> Goal of the exercise: Copy all of the records below verbatim.

Collected data:
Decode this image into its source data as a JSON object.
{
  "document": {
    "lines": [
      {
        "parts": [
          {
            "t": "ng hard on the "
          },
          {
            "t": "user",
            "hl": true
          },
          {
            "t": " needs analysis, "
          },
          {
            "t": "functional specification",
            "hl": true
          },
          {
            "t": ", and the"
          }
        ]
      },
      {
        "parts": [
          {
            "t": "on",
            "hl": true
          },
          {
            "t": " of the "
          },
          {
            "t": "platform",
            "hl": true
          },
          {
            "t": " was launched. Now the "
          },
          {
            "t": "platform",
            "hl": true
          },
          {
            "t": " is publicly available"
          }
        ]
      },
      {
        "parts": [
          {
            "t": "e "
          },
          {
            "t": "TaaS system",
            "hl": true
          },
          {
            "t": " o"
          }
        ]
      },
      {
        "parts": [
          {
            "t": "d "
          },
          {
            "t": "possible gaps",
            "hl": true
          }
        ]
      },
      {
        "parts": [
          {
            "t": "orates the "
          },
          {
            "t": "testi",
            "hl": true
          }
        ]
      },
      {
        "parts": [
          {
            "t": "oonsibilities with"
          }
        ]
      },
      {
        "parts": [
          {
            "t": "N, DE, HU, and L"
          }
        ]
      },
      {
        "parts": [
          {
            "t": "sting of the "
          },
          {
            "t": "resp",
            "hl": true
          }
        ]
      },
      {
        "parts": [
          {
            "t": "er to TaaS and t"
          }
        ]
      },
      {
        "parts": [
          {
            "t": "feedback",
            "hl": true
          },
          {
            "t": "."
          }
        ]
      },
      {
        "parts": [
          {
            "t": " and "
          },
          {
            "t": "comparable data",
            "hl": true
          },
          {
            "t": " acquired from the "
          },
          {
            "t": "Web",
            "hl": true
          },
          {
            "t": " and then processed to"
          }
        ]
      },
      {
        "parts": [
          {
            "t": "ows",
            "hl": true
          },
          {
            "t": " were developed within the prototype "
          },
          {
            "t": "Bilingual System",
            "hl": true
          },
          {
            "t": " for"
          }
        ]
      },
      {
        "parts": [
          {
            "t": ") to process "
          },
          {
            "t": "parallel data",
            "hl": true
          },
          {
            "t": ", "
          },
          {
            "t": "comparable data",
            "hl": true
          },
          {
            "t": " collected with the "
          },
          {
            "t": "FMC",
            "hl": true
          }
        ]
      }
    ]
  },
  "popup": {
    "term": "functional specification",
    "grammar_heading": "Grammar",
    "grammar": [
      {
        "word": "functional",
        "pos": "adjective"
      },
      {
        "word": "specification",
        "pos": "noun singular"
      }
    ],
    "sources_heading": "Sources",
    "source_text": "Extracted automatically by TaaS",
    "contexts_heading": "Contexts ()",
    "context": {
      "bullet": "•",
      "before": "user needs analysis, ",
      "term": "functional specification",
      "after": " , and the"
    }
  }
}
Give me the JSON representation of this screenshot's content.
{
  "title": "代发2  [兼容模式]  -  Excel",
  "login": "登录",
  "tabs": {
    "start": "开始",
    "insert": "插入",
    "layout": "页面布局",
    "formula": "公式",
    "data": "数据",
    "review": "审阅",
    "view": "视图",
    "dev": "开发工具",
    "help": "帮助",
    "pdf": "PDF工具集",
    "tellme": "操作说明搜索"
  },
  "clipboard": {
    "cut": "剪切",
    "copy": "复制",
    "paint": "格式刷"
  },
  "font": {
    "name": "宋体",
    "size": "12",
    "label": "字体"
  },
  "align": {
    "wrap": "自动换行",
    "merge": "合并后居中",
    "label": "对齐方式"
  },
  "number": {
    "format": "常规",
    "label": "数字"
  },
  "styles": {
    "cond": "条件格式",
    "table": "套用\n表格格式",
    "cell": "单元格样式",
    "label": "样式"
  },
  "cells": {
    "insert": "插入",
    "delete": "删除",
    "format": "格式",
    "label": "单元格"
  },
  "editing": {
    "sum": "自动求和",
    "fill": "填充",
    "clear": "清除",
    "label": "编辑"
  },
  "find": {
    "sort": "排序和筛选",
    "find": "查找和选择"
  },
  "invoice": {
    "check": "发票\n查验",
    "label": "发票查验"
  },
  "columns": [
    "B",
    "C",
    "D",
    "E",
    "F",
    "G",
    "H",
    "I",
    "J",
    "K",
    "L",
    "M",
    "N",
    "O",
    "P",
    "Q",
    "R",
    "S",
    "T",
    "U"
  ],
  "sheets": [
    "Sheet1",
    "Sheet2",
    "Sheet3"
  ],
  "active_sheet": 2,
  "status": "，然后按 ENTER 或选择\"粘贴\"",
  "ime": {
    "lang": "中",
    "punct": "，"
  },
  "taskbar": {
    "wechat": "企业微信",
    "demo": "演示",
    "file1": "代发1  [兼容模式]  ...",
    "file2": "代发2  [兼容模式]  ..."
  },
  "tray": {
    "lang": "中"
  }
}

> Expected answer:
Decode this image into its source data as a JSON object.
{
  "document": {
    "lines": [
      {
        "parts": [
          {
            "t": "ng hard on the "
          },
          {
            "t": "user",
            "hl": true
          },
          {
            "t": " needs analysis, "
          },
          {
            "t": "functional specification",
            "hl": true
          },
          {
            "t": ", and the"
          }
        ]
      },
      {
        "parts": [
          {
            "t": "on",
            "hl": true
          },
          {
            "t": " of the "
          },
          {
            "t": "platform",
            "hl": true
          },
          {
            "t": " was launched. Now the "
          },
          {
            "t": "platform",
            "hl": true
          },
          {
            "t": " is publicly available"
          }
        ]
      },
      {
        "parts": [
          {
            "t": "e "
          },
          {
            "t": "TaaS system",
            "hl": true
          },
          {
            "t": " o"
          }
        ]
      },
      {
        "parts": [
          {
            "t": "d "
          },
          {
            "t": "possible gaps",
            "hl": true
          }
        ]
      },
      {
        "parts": [
          {
            "t": "orates the "
          },
          {
            "t": "testi",
            "hl": true
          }
        ]
      },
      {
        "parts": [
          {
            "t": "oonsibilities with"
          }
        ]
      },
      {
        "parts": [
          {
            "t": "N, DE, HU, and L"
          }
        ]
      },
      {
        "parts": [
          {
            "t": "sting of the "
          },
          {
            "t": "resp",
            "hl": true
          }
        ]
      },
      {
        "parts": [
          {
            "t": "er to TaaS and t"
          }
        ]
      },
      {
        "parts": [
          {
            "t": "feedback",
            "hl": true
          },
          {
            "t": "."
          }
        ]
      },
      {
        "parts": [
          {
            "t": " and "
          },
          {
            "t": "comparable data",
            "hl": true
          },
          {
            "t": " acquired from the "
          },
          {
            "t": "Web",
            "hl": true
          },
          {
            "t": " and then processed to"
          }
        ]
      },
      {
        "parts": [
          {
            "t": "ows",
            "hl": true
          },
          {
            "t": " were developed within the prototype "
          },
          {
            "t": "Bilingual System",
            "hl": true
          },
          {
            "t": " for"
          }
        ]
      },
      {
        "parts": [
          {
            "t": ") to process "
          },
          {
            "t": "parallel data",
            "hl": true
          },
          {
            "t": ", "
          },
          {
            "t": "comparable data",
            "hl": true
          },
          {
            "t": " collected with the "
          },
          {
            "t": "FMC",
            "hl": true
          }
        ]
      }
    ]
  },
  "popup": {
    "term": "functional specification",
    "grammar_heading": "Grammar",
    "grammar": [
      {
        "word": "functional",
        "pos": "adjective"
      },
      {
        "word": "specification",
        "pos": "noun singular"
      }
    ],
    "sources_heading": "Sources",
    "source_text": "Extracted automatically by TaaS",
    "contexts_heading": "Contexts ()",
    "context": {
      "bullet": "•",
      "before": "user needs analysis, ",
      "term": "functional specification",
      "after": " , and the"
    }
  }
}
Give me the JSON representation of this screenshot's content.
{
  "title": "代发2  [兼容模式]  -  Excel",
  "login": "登录",
  "tabs": {
    "start": "开始",
    "insert": "插入",
    "layout": "页面布局",
    "formula": "公式",
    "data": "数据",
    "review": "审阅",
    "view": "视图",
    "dev": "开发工具",
    "help": "帮助",
    "pdf": "PDF工具集",
    "tellme": "操作说明搜索"
  },
  "clipboard": {
    "cut": "剪切",
    "copy": "复制",
    "paint": "格式刷"
  },
  "font": {
    "name": "宋体",
    "size": "12",
    "label": "字体"
  },
  "align": {
    "wrap": "自动换行",
    "merge": "合并后居中",
    "label": "对齐方式"
  },
  "number": {
    "format": "常规",
    "label": "数字"
  },
  "styles": {
    "cond": "条件格式",
    "table": "套用\n表格格式",
    "cell": "单元格样式",
    "label": "样式"
  },
  "cells": {
    "insert": "插入",
    "delete": "删除",
    "format": "格式",
    "label": "单元格"
  },
  "editing": {
    "sum": "自动求和",
    "fill": "填充",
    "clear": "清除",
    "label": "编辑"
  },
  "find": {
    "sort": "排序和筛选",
    "find": "查找和选择"
  },
  "invoice": {
    "check": "发票\n查验",
    "label": "发票查验"
  },
  "columns": [
    "B",
    "C",
    "D",
    "E",
    "F",
    "G",
    "H",
    "I",
    "J",
    "K",
    "L",
    "M",
    "N",
    "O",
    "P",
    "Q",
    "R",
    "S",
    "T",
    "U"
  ],
  "sheets": [
    "Sheet1",
    "Sheet2",
    "Sheet3"
  ],
  "active_sheet": 2,
  "status": "，然后按 ENTER 或选择\"粘贴\"",
  "ime": {
    "lang": "中",
    "punct": "，"
  },
  "taskbar": {
    "wechat": "企业微信",
    "demo": "演示",
    "file1": "代发1  [兼容模式]  ...",
    "file2": "代发2  [兼容模式]  ..."
  },
  "tray": {
    "lang": "中"
  }
}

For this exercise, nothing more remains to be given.